▶ [The input]:

════════

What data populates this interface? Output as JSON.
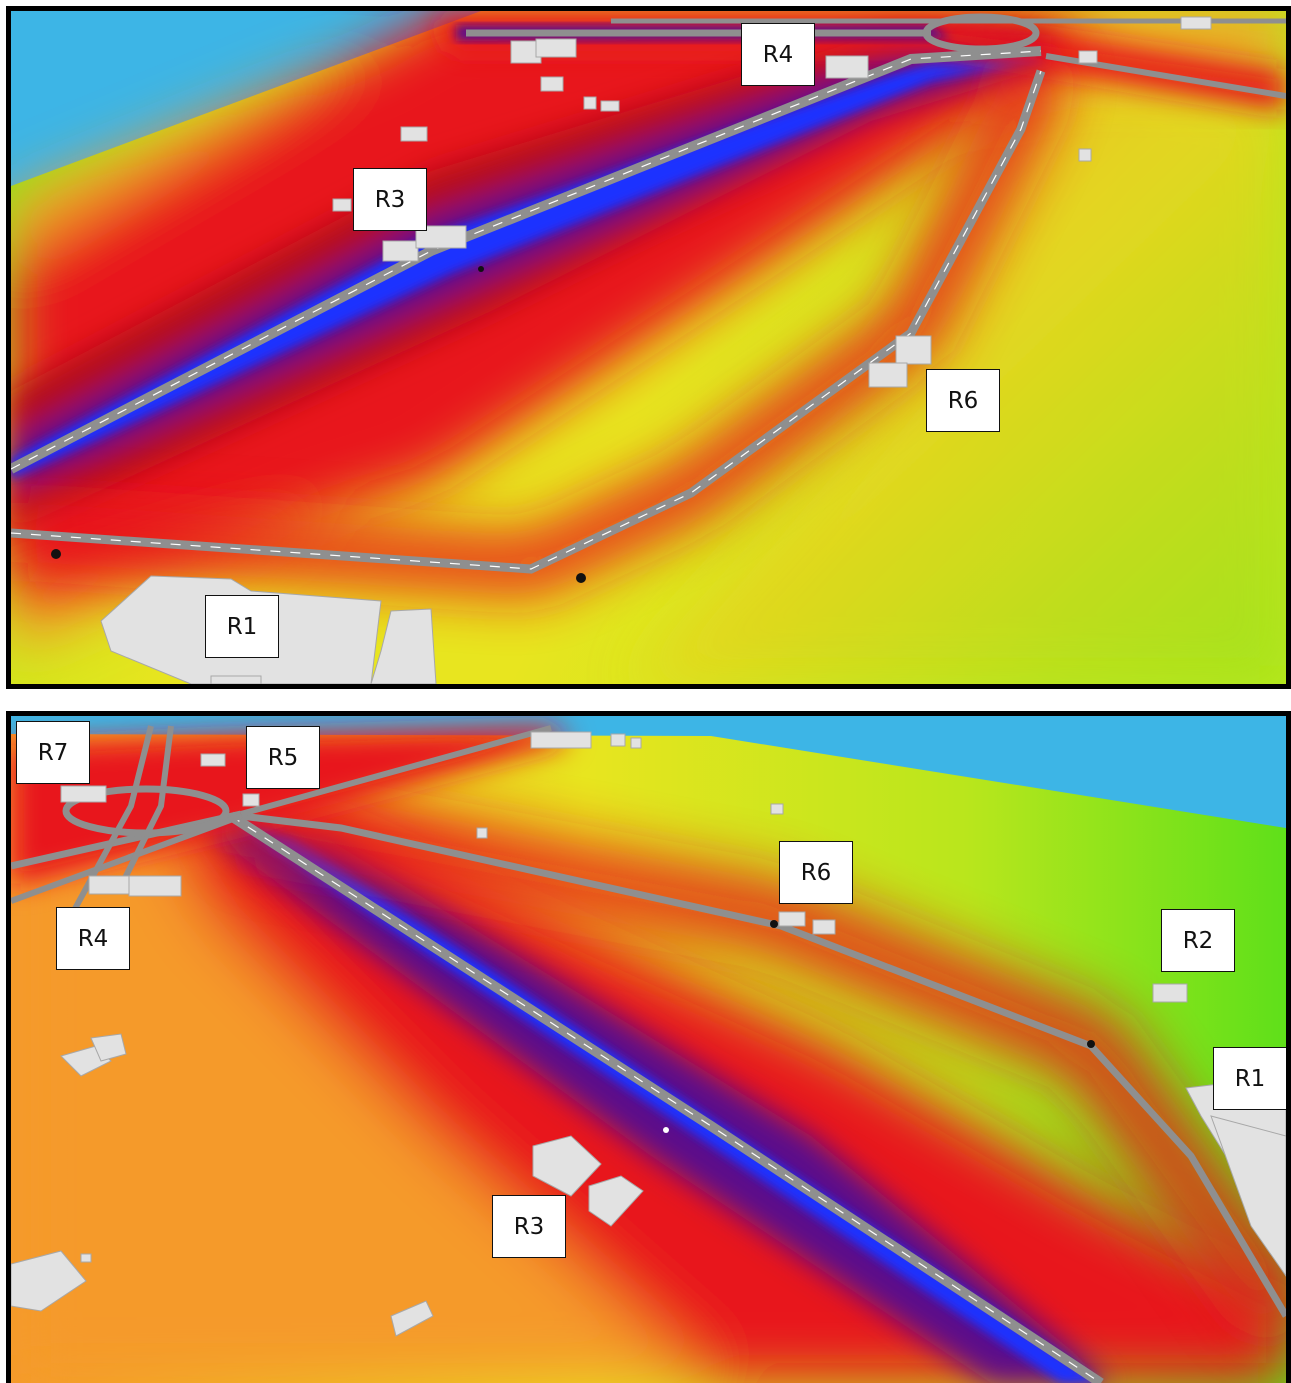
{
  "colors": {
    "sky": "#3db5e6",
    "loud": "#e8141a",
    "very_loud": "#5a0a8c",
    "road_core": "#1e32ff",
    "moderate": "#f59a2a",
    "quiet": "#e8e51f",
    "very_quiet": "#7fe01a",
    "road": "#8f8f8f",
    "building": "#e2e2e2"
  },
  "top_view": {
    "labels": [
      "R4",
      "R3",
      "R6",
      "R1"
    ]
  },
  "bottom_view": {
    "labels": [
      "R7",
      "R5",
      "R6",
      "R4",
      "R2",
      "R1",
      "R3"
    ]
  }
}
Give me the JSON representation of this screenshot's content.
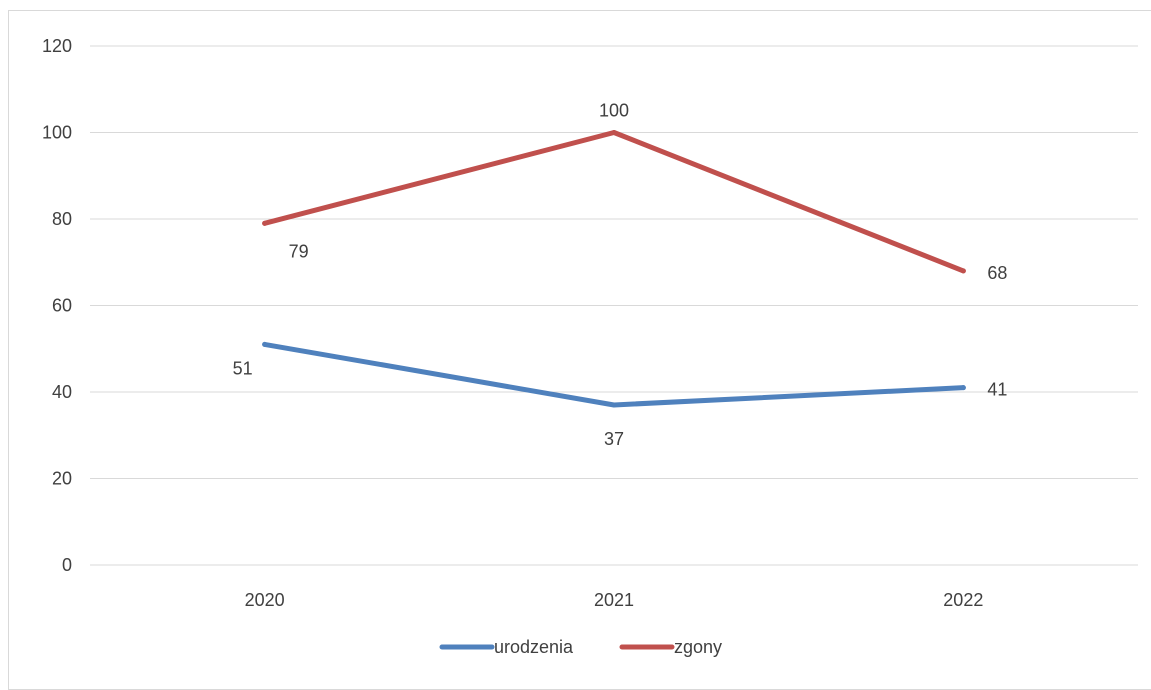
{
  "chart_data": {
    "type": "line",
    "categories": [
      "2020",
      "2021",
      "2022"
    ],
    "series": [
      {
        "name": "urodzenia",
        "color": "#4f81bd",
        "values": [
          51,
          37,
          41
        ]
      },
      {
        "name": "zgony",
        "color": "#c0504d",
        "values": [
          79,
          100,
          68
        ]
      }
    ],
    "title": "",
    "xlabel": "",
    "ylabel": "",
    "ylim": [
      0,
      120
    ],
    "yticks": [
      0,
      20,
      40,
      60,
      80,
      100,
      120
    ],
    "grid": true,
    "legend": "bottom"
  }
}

════════

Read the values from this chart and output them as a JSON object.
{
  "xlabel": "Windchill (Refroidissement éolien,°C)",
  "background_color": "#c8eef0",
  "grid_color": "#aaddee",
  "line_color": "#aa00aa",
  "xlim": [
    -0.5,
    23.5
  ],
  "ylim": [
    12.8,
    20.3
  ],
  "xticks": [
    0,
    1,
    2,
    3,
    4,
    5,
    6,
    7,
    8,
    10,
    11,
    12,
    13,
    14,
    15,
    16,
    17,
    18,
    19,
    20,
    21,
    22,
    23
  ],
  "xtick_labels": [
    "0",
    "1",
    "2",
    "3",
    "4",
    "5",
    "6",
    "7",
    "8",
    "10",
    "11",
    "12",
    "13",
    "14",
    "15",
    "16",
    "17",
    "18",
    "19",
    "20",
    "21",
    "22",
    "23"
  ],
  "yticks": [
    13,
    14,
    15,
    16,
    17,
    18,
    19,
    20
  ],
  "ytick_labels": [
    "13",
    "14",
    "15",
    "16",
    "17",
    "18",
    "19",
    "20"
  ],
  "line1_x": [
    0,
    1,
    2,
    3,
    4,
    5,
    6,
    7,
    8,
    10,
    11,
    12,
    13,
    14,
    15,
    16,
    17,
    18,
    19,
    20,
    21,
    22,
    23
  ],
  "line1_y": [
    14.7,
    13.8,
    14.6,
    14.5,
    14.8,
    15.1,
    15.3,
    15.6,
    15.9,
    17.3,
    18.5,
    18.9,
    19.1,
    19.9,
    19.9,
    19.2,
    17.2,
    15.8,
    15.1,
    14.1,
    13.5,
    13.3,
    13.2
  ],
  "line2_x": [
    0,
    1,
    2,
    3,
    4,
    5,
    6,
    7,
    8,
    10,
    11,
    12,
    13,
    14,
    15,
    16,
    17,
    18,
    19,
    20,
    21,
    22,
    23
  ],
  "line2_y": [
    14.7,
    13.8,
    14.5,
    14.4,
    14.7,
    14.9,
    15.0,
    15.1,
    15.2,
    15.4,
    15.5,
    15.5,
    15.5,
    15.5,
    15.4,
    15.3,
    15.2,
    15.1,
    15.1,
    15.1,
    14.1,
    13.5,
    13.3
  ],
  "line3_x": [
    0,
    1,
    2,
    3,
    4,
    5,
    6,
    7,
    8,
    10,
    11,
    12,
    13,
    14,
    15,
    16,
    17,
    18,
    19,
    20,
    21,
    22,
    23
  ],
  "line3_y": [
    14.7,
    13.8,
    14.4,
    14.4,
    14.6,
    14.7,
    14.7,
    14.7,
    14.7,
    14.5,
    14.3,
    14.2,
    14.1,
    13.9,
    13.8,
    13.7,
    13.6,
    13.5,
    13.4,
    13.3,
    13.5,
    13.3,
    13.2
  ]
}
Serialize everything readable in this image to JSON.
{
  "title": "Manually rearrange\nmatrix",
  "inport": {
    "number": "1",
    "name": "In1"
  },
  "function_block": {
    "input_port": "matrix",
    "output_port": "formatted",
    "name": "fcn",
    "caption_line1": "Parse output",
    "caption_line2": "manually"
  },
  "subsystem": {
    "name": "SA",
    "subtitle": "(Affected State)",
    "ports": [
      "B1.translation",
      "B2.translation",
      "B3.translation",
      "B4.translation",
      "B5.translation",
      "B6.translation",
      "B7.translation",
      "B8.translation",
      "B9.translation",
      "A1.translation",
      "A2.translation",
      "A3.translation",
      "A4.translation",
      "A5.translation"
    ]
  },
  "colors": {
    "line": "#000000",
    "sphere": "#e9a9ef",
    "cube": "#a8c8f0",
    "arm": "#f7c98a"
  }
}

════════

▶ [Task instructions]:
Using the listing above, list every line in which the string "xlabel" occurs.

▶ [Written answer]:
    "xlabel": "",
  "xlabel": "Windchill (Refroidissement éolien,°C)",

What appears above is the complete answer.